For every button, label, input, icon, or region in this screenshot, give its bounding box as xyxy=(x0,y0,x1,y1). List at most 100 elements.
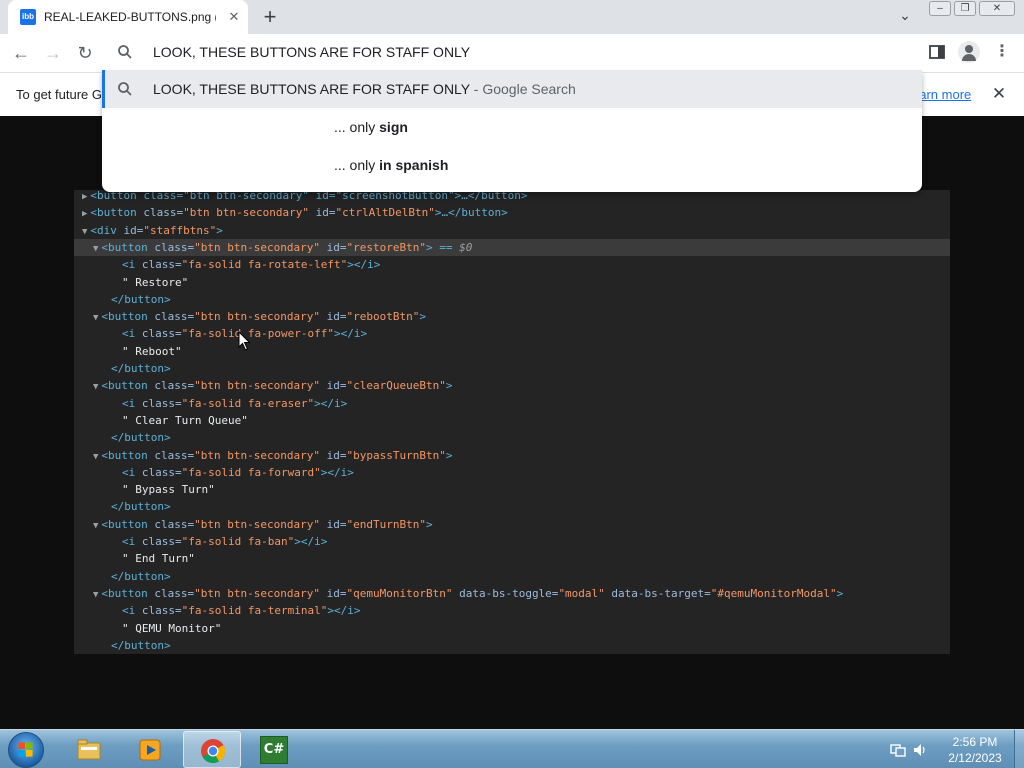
dom-node-line[interactable]: ▼ <button class="btn btn-secondary" id="r… xyxy=(93,308,426,325)
omnibox-input[interactable]: LOOK, THESE BUTTONS ARE FOR STAFF ONLY xyxy=(153,44,470,60)
back-button[interactable]: ← xyxy=(8,40,34,66)
clock-date[interactable]: 2/12/2023 xyxy=(940,751,1010,765)
browser-tab[interactable]: ibb REAL-LEAKED-BUTTONS.png (87 ✕ xyxy=(8,0,248,34)
expand-arrow-icon: ▼ xyxy=(93,589,99,600)
tag-open: <button xyxy=(101,517,155,531)
attr-name: class= xyxy=(141,535,182,548)
attr-value: "btn btn-secondary" xyxy=(194,448,320,462)
suggestion-item[interactable]: ... only in spanish xyxy=(334,157,448,173)
dom-node-line[interactable]: " QEMU Monitor" xyxy=(122,620,221,637)
attr-name: id= xyxy=(320,379,347,393)
dom-node-line[interactable]: ▼ <button class="btn btn-secondary" id="b… xyxy=(93,447,452,464)
windows-logo-icon xyxy=(18,742,33,757)
suggestion-search-text: LOOK, THESE BUTTONS ARE FOR STAFF ONLY -… xyxy=(153,81,576,97)
dom-node-line[interactable]: <i class="fa-solid fa-rotate-left"></i> xyxy=(122,256,380,273)
dom-node-line[interactable]: </button> xyxy=(111,360,171,377)
dom-node-line[interactable]: ▶ <button class="btn btn-secondary" id="c… xyxy=(82,204,508,221)
dom-node-line[interactable]: ▼ <button class="btn btn-secondary" id="e… xyxy=(93,516,433,533)
taskbar: C# 2:56 PM 2/12/2023 xyxy=(0,729,1024,768)
profile-body-icon xyxy=(962,54,976,61)
dom-node-line[interactable]: <i class="fa-solid fa-forward"></i> xyxy=(122,464,354,481)
expand-arrow-icon: ▼ xyxy=(93,520,99,531)
dom-node-line[interactable]: ▼ <button class="btn btn-secondary" id="q… xyxy=(93,585,843,602)
attr-name: class= xyxy=(154,586,195,600)
tag-close: > xyxy=(445,448,453,462)
tag-open: <button xyxy=(101,379,155,393)
text-node: " Clear Turn Queue" xyxy=(122,413,248,427)
tab-close-icon[interactable]: ✕ xyxy=(224,7,244,27)
dom-node-line[interactable]: <i class="fa-solid fa-terminal"></i> xyxy=(122,602,360,619)
dom-node-line[interactable]: " Restore" xyxy=(122,274,188,291)
omnibox-suggestions: LOOK, THESE BUTTONS ARE FOR STAFF ONLY -… xyxy=(102,70,922,192)
dom-node-line[interactable]: </button> xyxy=(111,568,171,585)
attr-value: "ctrlAltDelBtn" xyxy=(335,206,435,220)
tag-close: ></i> xyxy=(294,535,328,548)
dom-node-line[interactable]: ▼ <button class="btn btn-secondary" id="r… xyxy=(93,239,472,256)
devtools-elements-panel: ▶ <button class="btn btn-secondary" id="s… xyxy=(74,190,950,654)
dom-node-line[interactable]: " Reboot" xyxy=(122,343,182,360)
dom-node-line[interactable]: </button> xyxy=(111,429,171,446)
attr-value: "qemuMonitorBtn" xyxy=(346,586,453,600)
tab-strip: ibb REAL-LEAKED-BUTTONS.png (87 ✕ + ⌄ – … xyxy=(0,0,1024,34)
show-desktop-button[interactable] xyxy=(1014,730,1024,768)
expand-arrow-icon: ▼ xyxy=(93,382,99,393)
taskbar-csharp[interactable]: C# xyxy=(245,731,303,768)
dom-node-line[interactable]: " End Turn" xyxy=(122,550,195,567)
closing-tag: </button> xyxy=(111,638,171,652)
tab-title: REAL-LEAKED-BUTTONS.png (87 xyxy=(44,10,216,24)
forward-button[interactable]: → xyxy=(40,40,66,66)
tag-open: <button xyxy=(101,310,155,324)
window-close-button[interactable]: ✕ xyxy=(979,1,1015,16)
taskbar-explorer[interactable] xyxy=(60,731,118,768)
text-node: " Reboot" xyxy=(122,344,182,358)
dom-node-line[interactable]: </button> xyxy=(111,637,171,654)
attr-name: id= xyxy=(123,223,144,237)
dom-node-line[interactable]: " Bypass Turn" xyxy=(122,481,215,498)
tag-close: ></i> xyxy=(327,604,361,618)
dom-node-line[interactable]: ▶ <button class="btn btn-secondary" id="s… xyxy=(82,190,528,204)
omnibox[interactable]: LOOK, THESE BUTTONS ARE FOR STAFF ONLY xyxy=(102,34,922,70)
tag-close: > xyxy=(445,379,453,393)
search-icon xyxy=(118,82,132,96)
dom-node-line[interactable]: </button> xyxy=(111,498,171,515)
dom-node-line[interactable]: ▼ <button class="btn btn-secondary" id="c… xyxy=(93,377,452,394)
side-panel-icon[interactable] xyxy=(928,43,946,61)
dom-node-line[interactable]: ▼ <div id="staffbtns"> xyxy=(82,222,223,239)
mouse-cursor-icon xyxy=(238,331,251,351)
attr-value: "staffbtns" xyxy=(143,223,217,237)
folder-icon xyxy=(77,739,101,760)
tag-close: ></i> xyxy=(347,258,381,272)
new-tab-button[interactable]: + xyxy=(258,5,282,29)
attr-name: data-bs-target= xyxy=(604,586,711,600)
reload-button[interactable]: ↻ xyxy=(72,40,98,66)
attr-name: class= xyxy=(141,327,182,341)
maximize-button[interactable]: ❐ xyxy=(954,1,976,16)
tray-network-volume-icon[interactable] xyxy=(890,742,930,758)
tab-search-icon[interactable]: ⌄ xyxy=(893,7,917,27)
clock-time[interactable]: 2:56 PM xyxy=(940,735,1010,749)
attr-name: id= xyxy=(320,517,347,531)
attr-name: id= xyxy=(309,206,336,220)
info-bar-close-icon[interactable]: ✕ xyxy=(989,84,1009,104)
attr-value: "fa-solid fa-forward" xyxy=(181,465,321,479)
tag-close: > xyxy=(836,586,844,600)
attr-name: data-bs-toggle= xyxy=(452,586,559,600)
suggestion-search[interactable]: LOOK, THESE BUTTONS ARE FOR STAFF ONLY -… xyxy=(102,70,922,108)
attr-value: "bypassTurnBtn" xyxy=(346,448,446,462)
attr-value: "btn btn-secondary" xyxy=(194,310,320,324)
tag-open: <i xyxy=(122,465,142,479)
dom-node-line[interactable]: " Clear Turn Queue" xyxy=(122,412,248,429)
closing-tag: </button> xyxy=(111,500,171,514)
taskbar-chrome[interactable] xyxy=(183,731,241,768)
dom-node-line[interactable]: </button> xyxy=(111,291,171,308)
dom-node-line[interactable]: <i class="fa-solid fa-eraser"></i> xyxy=(122,395,347,412)
tag-open: <button xyxy=(101,586,155,600)
minimize-button[interactable]: – xyxy=(929,1,951,16)
chrome-menu-button[interactable]: ⋮ xyxy=(994,41,1010,63)
profile-avatar[interactable] xyxy=(958,41,980,63)
start-button[interactable] xyxy=(8,732,44,768)
suggestion-item[interactable]: ... only sign xyxy=(334,119,408,135)
dom-node-line[interactable]: <i class="fa-solid fa-ban"></i> xyxy=(122,533,327,550)
taskbar-media-player[interactable] xyxy=(121,731,179,768)
attr-value: "btn btn-secondary" xyxy=(194,240,320,254)
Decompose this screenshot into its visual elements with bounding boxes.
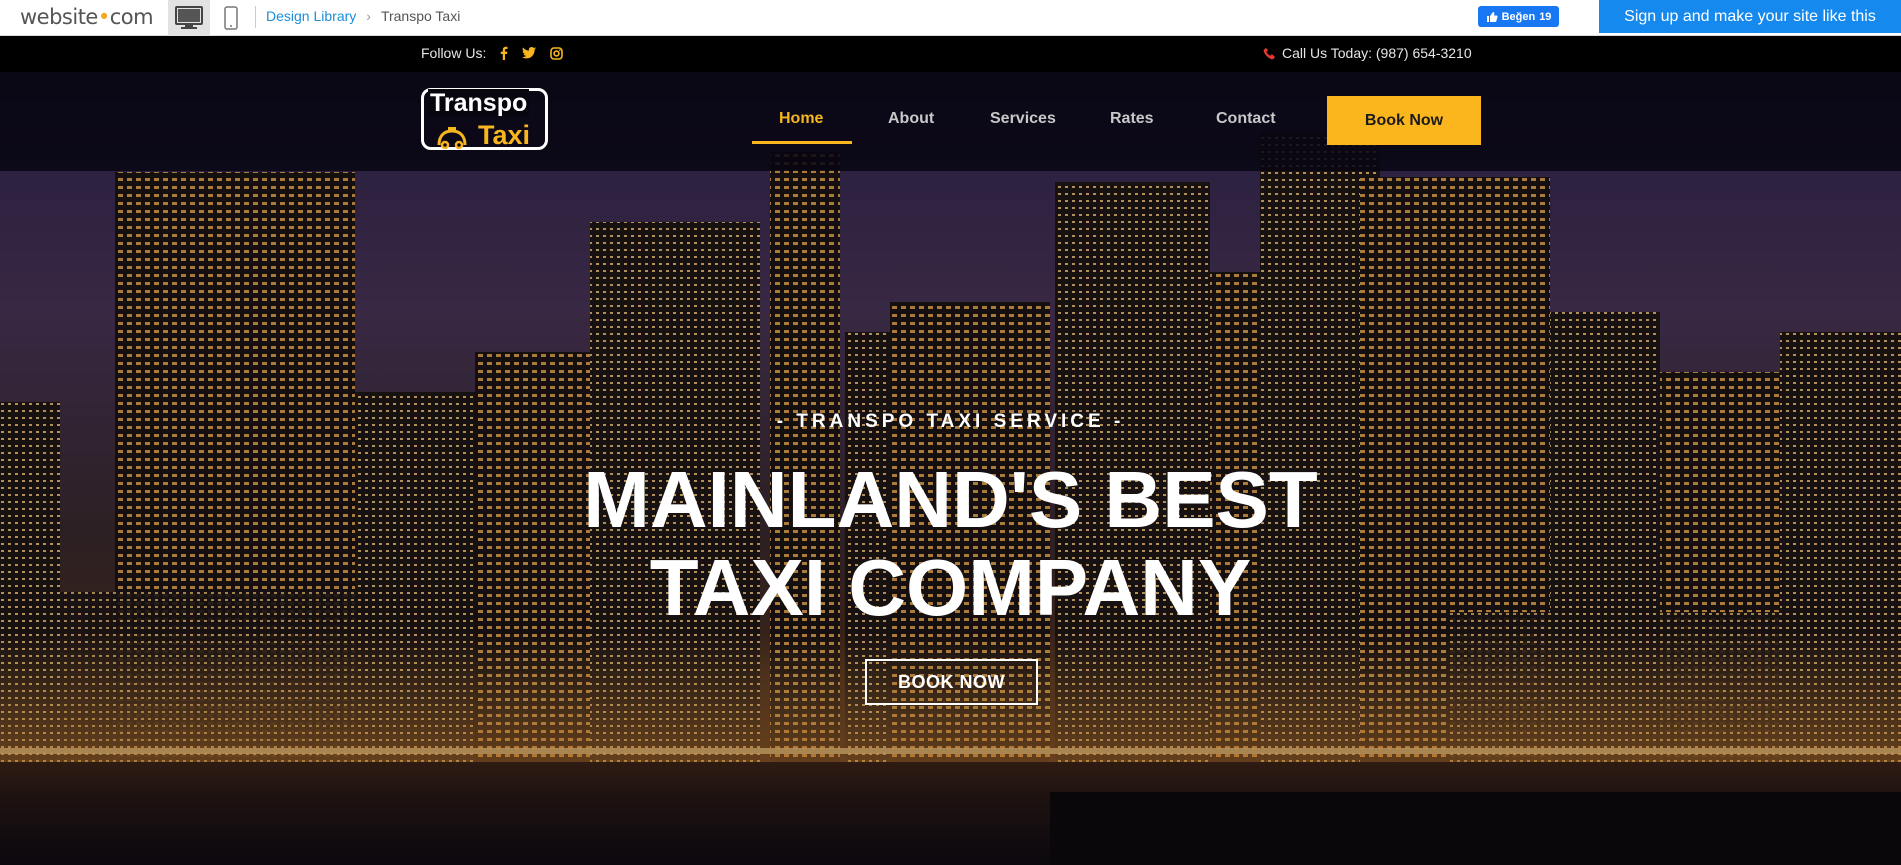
◆ ◆ ◆ ◆ ◆
## Directions for this task
Pull out each line of the data above that includes the string "clock".

## Answer to this exercise
clock-date[interactable]: 2/12/2023 xyxy=(940,751,1010,765)
clock-time[interactable]: 2:56 PM xyxy=(940,735,1010,749)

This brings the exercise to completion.